*TASK*: Find each line containing the word "text" and report how many there are. Add nothing else.

*SOURCE MATERIAL*:
▬▬▬

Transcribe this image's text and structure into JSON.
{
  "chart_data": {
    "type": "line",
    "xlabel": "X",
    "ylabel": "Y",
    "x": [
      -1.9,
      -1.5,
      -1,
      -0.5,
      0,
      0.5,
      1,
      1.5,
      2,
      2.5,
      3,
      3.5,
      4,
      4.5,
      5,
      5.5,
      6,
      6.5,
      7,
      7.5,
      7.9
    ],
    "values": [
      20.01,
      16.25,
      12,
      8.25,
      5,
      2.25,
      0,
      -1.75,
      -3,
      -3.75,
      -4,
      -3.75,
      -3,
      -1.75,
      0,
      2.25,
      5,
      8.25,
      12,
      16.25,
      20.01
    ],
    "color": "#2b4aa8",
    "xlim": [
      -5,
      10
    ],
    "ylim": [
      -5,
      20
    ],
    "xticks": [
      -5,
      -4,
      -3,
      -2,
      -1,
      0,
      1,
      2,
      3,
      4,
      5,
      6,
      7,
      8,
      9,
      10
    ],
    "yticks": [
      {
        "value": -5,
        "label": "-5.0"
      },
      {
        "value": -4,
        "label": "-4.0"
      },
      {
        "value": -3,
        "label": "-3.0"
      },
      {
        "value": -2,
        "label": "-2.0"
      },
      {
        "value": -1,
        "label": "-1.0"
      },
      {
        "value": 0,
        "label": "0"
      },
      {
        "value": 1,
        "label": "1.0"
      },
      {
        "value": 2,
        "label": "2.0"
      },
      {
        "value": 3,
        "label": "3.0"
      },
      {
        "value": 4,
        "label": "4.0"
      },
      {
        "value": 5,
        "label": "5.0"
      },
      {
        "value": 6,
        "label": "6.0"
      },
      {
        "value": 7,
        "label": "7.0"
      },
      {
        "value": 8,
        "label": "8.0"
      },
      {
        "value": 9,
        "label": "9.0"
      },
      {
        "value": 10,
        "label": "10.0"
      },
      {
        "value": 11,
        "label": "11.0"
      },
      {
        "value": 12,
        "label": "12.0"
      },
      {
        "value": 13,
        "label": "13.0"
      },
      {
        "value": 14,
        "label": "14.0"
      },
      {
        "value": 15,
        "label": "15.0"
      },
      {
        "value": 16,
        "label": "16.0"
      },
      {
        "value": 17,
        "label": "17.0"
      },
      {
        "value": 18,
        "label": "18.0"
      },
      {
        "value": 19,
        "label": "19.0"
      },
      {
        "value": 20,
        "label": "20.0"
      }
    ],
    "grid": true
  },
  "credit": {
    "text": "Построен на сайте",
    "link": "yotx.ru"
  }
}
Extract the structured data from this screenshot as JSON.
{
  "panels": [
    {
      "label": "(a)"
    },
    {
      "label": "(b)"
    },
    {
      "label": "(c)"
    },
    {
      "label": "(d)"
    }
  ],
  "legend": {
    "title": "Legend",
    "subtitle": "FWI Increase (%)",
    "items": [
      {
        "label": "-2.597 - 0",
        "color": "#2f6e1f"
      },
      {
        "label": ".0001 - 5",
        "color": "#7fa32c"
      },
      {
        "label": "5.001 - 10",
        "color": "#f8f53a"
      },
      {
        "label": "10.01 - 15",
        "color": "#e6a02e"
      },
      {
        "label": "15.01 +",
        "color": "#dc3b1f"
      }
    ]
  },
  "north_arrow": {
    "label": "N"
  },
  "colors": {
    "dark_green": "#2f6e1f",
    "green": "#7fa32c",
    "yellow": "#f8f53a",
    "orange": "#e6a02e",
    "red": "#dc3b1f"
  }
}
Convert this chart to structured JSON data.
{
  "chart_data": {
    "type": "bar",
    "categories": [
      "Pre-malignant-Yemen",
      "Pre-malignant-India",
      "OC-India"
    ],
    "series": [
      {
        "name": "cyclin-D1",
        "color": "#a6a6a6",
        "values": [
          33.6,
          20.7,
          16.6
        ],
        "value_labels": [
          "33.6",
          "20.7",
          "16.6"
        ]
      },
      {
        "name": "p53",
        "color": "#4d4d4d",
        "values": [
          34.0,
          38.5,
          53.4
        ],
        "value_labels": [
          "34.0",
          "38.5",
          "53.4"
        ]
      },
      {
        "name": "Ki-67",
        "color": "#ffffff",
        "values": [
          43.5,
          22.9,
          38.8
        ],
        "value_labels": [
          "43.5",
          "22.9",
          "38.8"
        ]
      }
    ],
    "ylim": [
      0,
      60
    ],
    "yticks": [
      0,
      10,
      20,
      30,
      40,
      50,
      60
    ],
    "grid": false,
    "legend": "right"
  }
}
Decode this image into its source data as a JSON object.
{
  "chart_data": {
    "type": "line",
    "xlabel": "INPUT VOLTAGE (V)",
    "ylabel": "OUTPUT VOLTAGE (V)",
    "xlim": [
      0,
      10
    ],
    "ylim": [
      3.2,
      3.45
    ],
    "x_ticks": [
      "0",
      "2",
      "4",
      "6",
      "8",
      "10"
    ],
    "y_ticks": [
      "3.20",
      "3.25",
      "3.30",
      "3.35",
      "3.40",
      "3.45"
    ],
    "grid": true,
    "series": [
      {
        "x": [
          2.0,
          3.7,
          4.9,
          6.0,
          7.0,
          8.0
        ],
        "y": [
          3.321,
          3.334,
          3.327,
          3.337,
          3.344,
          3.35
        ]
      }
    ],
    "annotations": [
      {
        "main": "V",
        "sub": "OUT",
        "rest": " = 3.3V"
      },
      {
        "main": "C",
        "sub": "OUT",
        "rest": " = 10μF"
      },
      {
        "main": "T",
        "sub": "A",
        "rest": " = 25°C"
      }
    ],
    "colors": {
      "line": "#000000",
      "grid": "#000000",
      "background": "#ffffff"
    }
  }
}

▬▬▬

*EXPECTED ANSWER*: 2